• **The request**: Go through the material below and copy each line where the word "appointment" appears.

-- Begin --

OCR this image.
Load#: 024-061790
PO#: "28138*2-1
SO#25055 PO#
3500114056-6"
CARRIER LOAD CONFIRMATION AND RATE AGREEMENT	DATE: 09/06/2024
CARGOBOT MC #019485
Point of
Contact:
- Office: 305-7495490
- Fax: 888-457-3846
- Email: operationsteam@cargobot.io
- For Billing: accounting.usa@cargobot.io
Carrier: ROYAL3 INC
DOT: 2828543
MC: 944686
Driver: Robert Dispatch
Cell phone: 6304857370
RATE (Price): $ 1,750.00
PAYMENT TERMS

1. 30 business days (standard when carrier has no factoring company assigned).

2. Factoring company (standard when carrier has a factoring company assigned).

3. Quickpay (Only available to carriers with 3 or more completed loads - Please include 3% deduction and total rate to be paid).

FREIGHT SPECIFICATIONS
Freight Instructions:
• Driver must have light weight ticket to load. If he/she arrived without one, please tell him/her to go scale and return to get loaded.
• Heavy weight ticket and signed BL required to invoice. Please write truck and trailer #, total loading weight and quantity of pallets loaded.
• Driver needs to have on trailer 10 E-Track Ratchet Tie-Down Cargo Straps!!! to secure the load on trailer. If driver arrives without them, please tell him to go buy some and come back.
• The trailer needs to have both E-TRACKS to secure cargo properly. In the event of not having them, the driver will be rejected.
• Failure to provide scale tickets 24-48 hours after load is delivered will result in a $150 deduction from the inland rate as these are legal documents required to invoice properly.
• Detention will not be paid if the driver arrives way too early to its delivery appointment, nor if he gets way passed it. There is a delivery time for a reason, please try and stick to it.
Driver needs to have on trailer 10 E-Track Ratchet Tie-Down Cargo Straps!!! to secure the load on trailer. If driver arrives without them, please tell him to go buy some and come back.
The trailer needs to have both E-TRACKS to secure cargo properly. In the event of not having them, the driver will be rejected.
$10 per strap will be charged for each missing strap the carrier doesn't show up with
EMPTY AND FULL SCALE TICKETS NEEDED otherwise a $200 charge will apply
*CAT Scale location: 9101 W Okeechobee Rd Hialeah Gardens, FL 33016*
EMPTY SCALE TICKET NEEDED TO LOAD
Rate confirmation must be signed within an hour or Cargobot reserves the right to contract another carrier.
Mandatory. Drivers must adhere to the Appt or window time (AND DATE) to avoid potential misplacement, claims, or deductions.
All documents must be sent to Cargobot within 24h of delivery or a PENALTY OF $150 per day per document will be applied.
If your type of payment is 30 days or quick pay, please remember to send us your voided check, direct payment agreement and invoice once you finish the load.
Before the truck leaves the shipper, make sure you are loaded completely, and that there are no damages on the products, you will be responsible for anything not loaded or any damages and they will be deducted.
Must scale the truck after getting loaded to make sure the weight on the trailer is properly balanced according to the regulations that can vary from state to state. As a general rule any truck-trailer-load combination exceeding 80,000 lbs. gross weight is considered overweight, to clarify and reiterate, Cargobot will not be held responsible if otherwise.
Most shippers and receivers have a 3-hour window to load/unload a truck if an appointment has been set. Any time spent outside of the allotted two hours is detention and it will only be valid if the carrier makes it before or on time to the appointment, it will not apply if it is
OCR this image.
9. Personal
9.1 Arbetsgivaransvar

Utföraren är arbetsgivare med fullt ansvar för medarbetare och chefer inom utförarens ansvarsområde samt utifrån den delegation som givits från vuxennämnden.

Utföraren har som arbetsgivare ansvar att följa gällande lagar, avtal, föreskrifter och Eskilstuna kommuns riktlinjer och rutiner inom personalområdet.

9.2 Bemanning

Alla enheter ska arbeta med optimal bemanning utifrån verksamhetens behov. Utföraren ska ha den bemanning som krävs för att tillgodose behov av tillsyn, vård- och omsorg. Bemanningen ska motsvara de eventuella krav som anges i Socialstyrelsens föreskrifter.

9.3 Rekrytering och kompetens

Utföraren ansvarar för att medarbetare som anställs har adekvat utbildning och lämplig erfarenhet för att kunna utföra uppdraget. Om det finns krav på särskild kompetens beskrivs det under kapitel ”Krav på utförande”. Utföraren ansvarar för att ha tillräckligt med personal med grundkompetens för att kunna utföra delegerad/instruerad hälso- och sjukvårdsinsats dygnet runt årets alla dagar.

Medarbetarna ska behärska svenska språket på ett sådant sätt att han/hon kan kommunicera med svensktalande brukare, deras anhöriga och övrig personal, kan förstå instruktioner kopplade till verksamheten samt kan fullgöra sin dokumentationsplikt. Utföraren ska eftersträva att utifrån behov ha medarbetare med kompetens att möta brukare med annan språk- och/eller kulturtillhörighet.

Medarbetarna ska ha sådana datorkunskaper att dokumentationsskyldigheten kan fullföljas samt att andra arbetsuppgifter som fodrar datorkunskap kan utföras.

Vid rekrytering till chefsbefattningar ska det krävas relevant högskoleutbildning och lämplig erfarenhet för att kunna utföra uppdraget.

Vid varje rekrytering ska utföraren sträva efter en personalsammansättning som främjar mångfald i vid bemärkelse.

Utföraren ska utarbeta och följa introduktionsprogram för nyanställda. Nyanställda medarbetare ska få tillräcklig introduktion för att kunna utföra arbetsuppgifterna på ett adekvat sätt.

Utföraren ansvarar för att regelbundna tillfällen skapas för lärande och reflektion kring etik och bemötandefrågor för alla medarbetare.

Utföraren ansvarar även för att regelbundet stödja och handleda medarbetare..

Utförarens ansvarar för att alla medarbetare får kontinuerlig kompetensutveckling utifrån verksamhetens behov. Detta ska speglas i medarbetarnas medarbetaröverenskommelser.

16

-- End --

• **Expected output**:
• Detention will not be paid if the driver arrives way too early to its delivery appointment, nor if he gets way passed it. There is a delivery time for a reason, please try and stick to it.
Most shippers and receivers have a 3-hour window to load/unload a truck if an appointment has been set. Any time spent outside of the allotted two hours is detention and it will only be valid if the carrier makes it before or on time to the appointment, it will not apply if it is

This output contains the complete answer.